Give the number of lines containing "Калужской" in this listing, with no other words.

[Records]
++++++++++
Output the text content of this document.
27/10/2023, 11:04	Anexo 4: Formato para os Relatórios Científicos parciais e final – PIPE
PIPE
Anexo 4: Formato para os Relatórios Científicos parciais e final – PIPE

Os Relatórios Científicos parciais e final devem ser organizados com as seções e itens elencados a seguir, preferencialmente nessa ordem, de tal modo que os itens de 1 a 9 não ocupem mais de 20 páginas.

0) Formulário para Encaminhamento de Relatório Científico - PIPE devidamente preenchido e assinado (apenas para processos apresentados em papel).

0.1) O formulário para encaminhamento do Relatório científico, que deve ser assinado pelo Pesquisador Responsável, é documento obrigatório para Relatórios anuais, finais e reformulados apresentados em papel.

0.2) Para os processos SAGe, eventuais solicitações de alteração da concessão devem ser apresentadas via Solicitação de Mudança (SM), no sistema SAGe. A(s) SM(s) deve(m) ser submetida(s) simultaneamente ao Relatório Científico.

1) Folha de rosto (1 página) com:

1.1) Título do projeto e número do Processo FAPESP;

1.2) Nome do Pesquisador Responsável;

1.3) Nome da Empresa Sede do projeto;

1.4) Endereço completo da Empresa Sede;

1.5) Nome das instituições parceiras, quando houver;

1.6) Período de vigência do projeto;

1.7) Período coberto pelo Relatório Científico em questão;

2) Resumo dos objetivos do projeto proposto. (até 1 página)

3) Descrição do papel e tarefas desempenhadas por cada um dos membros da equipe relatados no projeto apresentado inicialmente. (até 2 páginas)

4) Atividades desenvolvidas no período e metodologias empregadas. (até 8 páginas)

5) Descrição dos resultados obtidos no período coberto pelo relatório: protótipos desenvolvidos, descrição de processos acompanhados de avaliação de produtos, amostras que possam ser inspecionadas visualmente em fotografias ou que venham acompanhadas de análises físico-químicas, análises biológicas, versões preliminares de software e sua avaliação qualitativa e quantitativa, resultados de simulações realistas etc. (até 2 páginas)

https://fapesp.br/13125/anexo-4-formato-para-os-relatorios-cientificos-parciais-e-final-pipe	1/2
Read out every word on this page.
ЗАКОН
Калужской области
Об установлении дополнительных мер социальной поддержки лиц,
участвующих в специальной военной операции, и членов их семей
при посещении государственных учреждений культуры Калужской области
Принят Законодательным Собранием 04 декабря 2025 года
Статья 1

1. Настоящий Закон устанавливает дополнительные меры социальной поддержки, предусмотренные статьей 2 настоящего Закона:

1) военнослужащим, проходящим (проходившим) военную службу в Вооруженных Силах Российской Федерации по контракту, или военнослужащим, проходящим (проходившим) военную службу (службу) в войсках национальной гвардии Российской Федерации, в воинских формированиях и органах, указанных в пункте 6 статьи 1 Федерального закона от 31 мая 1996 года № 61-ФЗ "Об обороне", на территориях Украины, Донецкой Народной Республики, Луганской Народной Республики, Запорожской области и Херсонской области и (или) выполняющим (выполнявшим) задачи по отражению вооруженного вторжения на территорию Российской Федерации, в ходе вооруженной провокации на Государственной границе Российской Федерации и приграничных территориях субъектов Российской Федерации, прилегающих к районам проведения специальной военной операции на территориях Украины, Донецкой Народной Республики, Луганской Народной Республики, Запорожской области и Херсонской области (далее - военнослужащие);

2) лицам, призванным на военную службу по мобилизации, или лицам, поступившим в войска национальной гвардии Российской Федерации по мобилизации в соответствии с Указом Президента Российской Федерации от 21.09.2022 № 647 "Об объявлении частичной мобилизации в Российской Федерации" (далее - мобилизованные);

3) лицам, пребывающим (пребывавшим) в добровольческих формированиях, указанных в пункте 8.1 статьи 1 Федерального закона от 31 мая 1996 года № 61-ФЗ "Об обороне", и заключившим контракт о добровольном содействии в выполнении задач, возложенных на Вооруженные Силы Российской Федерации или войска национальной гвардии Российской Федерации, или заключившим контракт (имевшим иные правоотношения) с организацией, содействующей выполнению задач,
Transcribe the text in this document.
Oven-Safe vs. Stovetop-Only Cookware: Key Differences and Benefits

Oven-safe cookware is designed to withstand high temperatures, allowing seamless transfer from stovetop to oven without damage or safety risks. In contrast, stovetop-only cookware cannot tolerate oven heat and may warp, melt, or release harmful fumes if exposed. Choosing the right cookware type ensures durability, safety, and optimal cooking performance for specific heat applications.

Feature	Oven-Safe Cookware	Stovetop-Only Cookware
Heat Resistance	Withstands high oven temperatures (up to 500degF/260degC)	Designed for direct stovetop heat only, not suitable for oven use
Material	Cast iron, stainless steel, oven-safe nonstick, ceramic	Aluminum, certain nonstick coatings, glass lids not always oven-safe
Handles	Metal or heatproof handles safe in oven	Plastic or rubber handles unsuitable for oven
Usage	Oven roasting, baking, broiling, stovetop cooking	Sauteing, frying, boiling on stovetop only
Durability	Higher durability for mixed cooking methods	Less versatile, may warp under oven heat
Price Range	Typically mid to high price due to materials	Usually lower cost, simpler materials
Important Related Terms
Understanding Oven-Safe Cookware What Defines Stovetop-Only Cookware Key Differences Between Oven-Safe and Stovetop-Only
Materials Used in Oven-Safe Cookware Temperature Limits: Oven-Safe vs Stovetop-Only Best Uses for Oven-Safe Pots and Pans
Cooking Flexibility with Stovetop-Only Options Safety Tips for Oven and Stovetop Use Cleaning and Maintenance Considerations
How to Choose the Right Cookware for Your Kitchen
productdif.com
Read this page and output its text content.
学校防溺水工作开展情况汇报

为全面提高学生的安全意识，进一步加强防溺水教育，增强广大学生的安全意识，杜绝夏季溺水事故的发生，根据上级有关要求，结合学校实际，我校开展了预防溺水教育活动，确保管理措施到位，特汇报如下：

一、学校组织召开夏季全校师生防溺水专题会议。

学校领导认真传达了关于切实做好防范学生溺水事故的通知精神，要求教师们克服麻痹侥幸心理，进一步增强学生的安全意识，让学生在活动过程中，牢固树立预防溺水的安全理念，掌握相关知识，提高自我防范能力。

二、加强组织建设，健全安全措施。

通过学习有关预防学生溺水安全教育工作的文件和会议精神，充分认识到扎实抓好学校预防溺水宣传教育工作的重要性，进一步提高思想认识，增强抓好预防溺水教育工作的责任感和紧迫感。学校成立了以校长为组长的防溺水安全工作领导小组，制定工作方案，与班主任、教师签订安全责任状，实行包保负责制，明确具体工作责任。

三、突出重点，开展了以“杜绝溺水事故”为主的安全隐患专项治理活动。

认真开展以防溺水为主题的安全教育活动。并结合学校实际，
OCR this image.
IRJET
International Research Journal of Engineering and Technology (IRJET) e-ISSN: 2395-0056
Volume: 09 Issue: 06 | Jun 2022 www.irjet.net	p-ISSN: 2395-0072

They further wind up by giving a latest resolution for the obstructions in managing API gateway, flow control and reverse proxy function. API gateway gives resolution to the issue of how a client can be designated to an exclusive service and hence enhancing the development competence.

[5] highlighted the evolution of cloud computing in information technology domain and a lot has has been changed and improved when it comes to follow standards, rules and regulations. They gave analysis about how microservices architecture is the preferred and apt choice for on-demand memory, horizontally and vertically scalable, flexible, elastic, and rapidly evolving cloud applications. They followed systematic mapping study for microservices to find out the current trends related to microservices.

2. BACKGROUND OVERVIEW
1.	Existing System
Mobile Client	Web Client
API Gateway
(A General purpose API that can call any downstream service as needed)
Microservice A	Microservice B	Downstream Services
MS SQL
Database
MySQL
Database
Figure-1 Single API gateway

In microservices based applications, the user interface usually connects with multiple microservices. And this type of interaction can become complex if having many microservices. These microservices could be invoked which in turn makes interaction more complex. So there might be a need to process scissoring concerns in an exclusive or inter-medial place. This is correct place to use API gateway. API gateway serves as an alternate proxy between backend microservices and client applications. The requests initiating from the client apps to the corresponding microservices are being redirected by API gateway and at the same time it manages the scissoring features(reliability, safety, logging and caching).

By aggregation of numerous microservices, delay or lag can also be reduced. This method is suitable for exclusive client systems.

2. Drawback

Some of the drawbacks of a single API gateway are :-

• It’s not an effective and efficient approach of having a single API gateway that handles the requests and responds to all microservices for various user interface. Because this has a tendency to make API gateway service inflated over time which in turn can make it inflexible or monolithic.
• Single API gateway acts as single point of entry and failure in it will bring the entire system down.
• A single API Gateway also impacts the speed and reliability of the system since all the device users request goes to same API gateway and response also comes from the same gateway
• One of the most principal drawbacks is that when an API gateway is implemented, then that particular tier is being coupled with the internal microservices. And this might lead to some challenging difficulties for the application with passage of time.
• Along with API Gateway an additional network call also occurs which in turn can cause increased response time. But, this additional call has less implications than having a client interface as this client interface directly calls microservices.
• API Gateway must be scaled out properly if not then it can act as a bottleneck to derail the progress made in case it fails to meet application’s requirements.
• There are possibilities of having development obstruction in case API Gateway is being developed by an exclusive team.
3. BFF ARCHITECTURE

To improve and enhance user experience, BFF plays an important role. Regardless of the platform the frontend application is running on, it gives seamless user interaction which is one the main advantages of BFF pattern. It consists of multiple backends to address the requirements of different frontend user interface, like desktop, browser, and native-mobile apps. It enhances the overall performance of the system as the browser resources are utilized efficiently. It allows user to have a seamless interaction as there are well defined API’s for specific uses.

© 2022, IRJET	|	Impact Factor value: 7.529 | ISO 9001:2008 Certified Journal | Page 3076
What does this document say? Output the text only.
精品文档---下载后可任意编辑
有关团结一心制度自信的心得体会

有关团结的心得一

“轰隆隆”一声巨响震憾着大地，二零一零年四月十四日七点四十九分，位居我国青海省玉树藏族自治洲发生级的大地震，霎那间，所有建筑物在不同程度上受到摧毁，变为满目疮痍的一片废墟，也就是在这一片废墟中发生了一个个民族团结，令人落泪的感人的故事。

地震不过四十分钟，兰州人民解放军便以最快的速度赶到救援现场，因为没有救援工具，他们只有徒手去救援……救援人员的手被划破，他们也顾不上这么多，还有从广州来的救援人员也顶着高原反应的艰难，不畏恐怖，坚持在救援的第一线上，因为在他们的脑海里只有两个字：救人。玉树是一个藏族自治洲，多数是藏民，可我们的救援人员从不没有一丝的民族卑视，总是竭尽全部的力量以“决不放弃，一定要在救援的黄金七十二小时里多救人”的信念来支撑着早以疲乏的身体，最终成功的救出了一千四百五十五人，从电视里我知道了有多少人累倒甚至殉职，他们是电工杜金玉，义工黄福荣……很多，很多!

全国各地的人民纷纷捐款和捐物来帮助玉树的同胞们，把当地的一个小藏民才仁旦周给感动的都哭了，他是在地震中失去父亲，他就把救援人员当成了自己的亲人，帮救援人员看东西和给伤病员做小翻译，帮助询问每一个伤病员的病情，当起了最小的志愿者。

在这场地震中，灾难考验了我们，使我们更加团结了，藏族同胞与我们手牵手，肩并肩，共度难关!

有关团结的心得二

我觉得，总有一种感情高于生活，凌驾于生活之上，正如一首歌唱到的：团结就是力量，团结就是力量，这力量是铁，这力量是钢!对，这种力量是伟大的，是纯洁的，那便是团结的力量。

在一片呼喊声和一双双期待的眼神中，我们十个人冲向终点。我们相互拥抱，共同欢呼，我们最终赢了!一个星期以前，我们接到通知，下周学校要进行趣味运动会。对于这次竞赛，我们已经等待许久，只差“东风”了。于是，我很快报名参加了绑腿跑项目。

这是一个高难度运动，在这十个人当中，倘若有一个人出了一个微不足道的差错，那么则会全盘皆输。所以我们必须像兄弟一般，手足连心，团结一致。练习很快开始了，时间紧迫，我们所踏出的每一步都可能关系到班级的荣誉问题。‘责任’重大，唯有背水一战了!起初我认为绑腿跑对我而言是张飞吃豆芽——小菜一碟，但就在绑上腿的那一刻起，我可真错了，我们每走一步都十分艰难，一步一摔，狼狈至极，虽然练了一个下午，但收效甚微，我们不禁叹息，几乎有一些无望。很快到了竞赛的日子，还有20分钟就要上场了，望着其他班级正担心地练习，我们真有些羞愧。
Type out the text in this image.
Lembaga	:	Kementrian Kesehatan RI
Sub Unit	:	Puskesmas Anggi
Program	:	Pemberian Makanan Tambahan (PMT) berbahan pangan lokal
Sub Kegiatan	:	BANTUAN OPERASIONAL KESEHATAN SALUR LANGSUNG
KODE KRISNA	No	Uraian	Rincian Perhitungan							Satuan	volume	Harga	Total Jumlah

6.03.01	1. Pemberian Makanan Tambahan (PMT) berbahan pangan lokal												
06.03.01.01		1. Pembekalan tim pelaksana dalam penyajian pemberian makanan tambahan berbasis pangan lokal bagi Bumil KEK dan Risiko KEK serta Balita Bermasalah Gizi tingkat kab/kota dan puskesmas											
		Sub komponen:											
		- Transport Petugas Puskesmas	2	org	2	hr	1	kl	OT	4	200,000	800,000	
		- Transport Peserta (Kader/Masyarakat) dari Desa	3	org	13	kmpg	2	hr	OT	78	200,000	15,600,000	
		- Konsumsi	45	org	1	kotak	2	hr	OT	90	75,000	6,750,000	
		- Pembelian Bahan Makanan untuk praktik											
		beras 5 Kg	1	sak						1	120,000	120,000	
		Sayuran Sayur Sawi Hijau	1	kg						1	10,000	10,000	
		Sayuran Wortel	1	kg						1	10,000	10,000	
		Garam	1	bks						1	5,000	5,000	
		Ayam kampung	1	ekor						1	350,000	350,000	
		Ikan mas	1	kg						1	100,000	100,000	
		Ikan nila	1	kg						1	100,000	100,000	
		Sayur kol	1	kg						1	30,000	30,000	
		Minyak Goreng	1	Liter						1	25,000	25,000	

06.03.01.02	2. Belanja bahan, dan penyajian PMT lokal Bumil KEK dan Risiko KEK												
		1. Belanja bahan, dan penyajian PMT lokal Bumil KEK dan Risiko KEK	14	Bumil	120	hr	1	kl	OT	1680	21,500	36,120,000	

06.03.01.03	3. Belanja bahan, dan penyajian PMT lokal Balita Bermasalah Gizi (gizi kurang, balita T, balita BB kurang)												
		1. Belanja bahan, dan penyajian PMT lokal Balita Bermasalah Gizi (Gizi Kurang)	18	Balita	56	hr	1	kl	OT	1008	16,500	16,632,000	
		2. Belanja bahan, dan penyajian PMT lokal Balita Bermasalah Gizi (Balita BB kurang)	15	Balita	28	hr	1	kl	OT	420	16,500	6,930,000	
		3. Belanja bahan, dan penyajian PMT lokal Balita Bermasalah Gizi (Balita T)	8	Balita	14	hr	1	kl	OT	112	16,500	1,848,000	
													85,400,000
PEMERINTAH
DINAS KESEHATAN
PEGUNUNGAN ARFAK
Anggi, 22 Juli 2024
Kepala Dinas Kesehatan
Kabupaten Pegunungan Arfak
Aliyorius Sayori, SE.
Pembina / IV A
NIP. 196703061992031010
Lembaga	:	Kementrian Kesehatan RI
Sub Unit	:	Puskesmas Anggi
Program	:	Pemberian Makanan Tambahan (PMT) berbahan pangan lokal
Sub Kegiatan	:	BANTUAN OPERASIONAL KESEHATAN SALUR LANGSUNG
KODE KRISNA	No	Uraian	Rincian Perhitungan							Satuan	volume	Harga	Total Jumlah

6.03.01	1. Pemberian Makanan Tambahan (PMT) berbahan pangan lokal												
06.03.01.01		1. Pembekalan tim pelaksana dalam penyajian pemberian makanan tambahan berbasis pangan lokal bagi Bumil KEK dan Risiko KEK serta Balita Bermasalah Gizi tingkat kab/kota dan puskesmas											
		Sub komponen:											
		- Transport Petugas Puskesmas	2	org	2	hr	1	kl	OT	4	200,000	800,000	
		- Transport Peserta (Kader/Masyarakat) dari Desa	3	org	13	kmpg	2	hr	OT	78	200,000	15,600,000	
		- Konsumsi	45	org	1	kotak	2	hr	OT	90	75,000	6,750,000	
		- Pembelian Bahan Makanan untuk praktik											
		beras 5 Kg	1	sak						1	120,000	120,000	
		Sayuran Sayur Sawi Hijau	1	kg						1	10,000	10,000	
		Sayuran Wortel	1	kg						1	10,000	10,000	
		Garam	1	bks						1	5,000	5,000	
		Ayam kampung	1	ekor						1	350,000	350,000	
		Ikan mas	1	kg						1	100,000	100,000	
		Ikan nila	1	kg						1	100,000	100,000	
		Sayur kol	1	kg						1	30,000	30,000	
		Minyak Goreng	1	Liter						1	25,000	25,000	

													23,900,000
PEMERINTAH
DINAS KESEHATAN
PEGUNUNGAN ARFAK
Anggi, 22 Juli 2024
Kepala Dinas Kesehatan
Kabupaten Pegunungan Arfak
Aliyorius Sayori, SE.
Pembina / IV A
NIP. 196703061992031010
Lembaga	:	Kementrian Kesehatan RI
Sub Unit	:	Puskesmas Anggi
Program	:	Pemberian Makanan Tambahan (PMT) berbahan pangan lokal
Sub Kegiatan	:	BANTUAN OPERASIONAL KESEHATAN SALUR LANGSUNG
++++++++++
[Result of the task]:
2